[Start Material for the task]

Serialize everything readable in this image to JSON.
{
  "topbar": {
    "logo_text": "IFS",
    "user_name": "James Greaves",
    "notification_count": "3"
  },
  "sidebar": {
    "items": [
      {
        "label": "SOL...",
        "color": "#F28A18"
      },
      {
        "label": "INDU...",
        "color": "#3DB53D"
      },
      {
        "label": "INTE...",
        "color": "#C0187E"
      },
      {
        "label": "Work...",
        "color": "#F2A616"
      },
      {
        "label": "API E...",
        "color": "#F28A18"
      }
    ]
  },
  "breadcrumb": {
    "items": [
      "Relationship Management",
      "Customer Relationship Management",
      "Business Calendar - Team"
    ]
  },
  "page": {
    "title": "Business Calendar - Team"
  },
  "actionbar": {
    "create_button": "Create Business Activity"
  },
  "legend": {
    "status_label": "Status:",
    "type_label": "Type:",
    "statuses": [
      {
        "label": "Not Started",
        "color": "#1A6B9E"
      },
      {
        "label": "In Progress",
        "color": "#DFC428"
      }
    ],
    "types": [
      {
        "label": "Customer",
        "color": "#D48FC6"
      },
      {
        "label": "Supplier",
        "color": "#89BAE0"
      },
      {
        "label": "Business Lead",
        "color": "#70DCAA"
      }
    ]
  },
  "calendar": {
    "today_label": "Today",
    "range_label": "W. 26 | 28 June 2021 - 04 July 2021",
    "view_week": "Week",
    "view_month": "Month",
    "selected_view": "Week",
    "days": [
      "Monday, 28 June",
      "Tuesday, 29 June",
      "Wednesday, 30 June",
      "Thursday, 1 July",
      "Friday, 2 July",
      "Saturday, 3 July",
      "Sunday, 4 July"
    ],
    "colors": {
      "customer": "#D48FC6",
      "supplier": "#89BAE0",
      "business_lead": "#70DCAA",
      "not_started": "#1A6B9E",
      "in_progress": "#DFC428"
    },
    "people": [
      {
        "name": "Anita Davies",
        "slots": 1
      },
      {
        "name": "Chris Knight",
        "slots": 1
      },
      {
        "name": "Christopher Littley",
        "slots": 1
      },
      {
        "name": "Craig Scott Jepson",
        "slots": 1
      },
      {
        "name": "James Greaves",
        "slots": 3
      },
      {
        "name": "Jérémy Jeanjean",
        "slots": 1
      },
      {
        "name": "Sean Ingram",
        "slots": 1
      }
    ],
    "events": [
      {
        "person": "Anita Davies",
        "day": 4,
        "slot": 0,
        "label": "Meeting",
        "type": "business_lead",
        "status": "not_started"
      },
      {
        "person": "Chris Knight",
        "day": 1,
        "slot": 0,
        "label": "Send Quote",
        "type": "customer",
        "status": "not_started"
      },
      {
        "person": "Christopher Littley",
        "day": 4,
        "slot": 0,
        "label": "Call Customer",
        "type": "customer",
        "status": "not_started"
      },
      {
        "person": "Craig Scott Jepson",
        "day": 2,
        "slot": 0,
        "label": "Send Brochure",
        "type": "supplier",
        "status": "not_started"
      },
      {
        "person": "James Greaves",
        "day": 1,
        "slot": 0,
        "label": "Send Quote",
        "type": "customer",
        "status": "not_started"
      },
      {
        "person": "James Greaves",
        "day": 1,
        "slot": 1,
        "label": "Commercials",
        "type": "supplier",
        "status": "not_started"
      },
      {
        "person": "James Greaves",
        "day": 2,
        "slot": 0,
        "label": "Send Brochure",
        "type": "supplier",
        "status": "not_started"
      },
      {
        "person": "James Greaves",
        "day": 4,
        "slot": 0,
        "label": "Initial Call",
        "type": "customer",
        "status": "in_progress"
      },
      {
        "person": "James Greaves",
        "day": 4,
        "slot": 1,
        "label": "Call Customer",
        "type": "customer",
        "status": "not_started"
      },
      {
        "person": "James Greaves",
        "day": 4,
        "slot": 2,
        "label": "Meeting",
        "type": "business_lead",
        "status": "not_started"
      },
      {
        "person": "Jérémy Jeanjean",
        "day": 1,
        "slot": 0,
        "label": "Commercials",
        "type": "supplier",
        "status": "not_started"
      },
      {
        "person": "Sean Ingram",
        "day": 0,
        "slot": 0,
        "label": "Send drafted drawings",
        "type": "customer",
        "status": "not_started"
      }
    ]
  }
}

[End Material for the task]

Word for word, restate all of the data shown above.

Serialize everything readable in this image to JSON.
{
  "topbar": {
    "logo_text": "IFS",
    "user_name": "James Greaves",
    "notification_count": "3"
  },
  "sidebar": {
    "items": [
      {
        "label": "SOL...",
        "color": "#F28A18"
      },
      {
        "label": "INDU...",
        "color": "#3DB53D"
      },
      {
        "label": "INTE...",
        "color": "#C0187E"
      },
      {
        "label": "Work...",
        "color": "#F2A616"
      },
      {
        "label": "API E...",
        "color": "#F28A18"
      }
    ]
  },
  "breadcrumb": {
    "items": [
      "Relationship Management",
      "Customer Relationship Management",
      "Business Calendar - Team"
    ]
  },
  "page": {
    "title": "Business Calendar - Team"
  },
  "actionbar": {
    "create_button": "Create Business Activity"
  },
  "legend": {
    "status_label": "Status:",
    "type_label": "Type:",
    "statuses": [
      {
        "label": "Not Started",
        "color": "#1A6B9E"
      },
      {
        "label": "In Progress",
        "color": "#DFC428"
      }
    ],
    "types": [
      {
        "label": "Customer",
        "color": "#D48FC6"
      },
      {
        "label": "Supplier",
        "color": "#89BAE0"
      },
      {
        "label": "Business Lead",
        "color": "#70DCAA"
      }
    ]
  },
  "calendar": {
    "today_label": "Today",
    "range_label": "W. 26 | 28 June 2021 - 04 July 2021",
    "view_week": "Week",
    "view_month": "Month",
    "selected_view": "Week",
    "days": [
      "Monday, 28 June",
      "Tuesday, 29 June",
      "Wednesday, 30 June",
      "Thursday, 1 July",
      "Friday, 2 July",
      "Saturday, 3 July",
      "Sunday, 4 July"
    ],
    "colors": {
      "customer": "#D48FC6",
      "supplier": "#89BAE0",
      "business_lead": "#70DCAA",
      "not_started": "#1A6B9E",
      "in_progress": "#DFC428"
    },
    "people": [
      {
        "name": "Anita Davies",
        "slots": 1
      },
      {
        "name": "Chris Knight",
        "slots": 1
      },
      {
        "name": "Christopher Littley",
        "slots": 1
      },
      {
        "name": "Craig Scott Jepson",
        "slots": 1
      },
      {
        "name": "James Greaves",
        "slots": 3
      },
      {
        "name": "Jérémy Jeanjean",
        "slots": 1
      },
      {
        "name": "Sean Ingram",
        "slots": 1
      }
    ],
    "events": [
      {
        "person": "Anita Davies",
        "day": 4,
        "slot": 0,
        "label": "Meeting",
        "type": "business_lead",
        "status": "not_started"
      },
      {
        "person": "Chris Knight",
        "day": 1,
        "slot": 0,
        "label": "Send Quote",
        "type": "customer",
        "status": "not_started"
      },
      {
        "person": "Christopher Littley",
        "day": 4,
        "slot": 0,
        "label": "Call Customer",
        "type": "customer",
        "status": "not_started"
      },
      {
        "person": "Craig Scott Jepson",
        "day": 2,
        "slot": 0,
        "label": "Send Brochure",
        "type": "supplier",
        "status": "not_started"
      },
      {
        "person": "James Greaves",
        "day": 1,
        "slot": 0,
        "label": "Send Quote",
        "type": "customer",
        "status": "not_started"
      },
      {
        "person": "James Greaves",
        "day": 1,
        "slot": 1,
        "label": "Commercials",
        "type": "supplier",
        "status": "not_started"
      },
      {
        "person": "James Greaves",
        "day": 2,
        "slot": 0,
        "label": "Send Brochure",
        "type": "supplier",
        "status": "not_started"
      },
      {
        "person": "James Greaves",
        "day": 4,
        "slot": 0,
        "label": "Initial Call",
        "type": "customer",
        "status": "in_progress"
      },
      {
        "person": "James Greaves",
        "day": 4,
        "slot": 1,
        "label": "Call Customer",
        "type": "customer",
        "status": "not_started"
      },
      {
        "person": "James Greaves",
        "day": 4,
        "slot": 2,
        "label": "Meeting",
        "type": "business_lead",
        "status": "not_started"
      },
      {
        "person": "Jérémy Jeanjean",
        "day": 1,
        "slot": 0,
        "label": "Commercials",
        "type": "supplier",
        "status": "not_started"
      },
      {
        "person": "Sean Ingram",
        "day": 0,
        "slot": 0,
        "label": "Send drafted drawings",
        "type": "customer",
        "status": "not_started"
      }
    ]
  }
}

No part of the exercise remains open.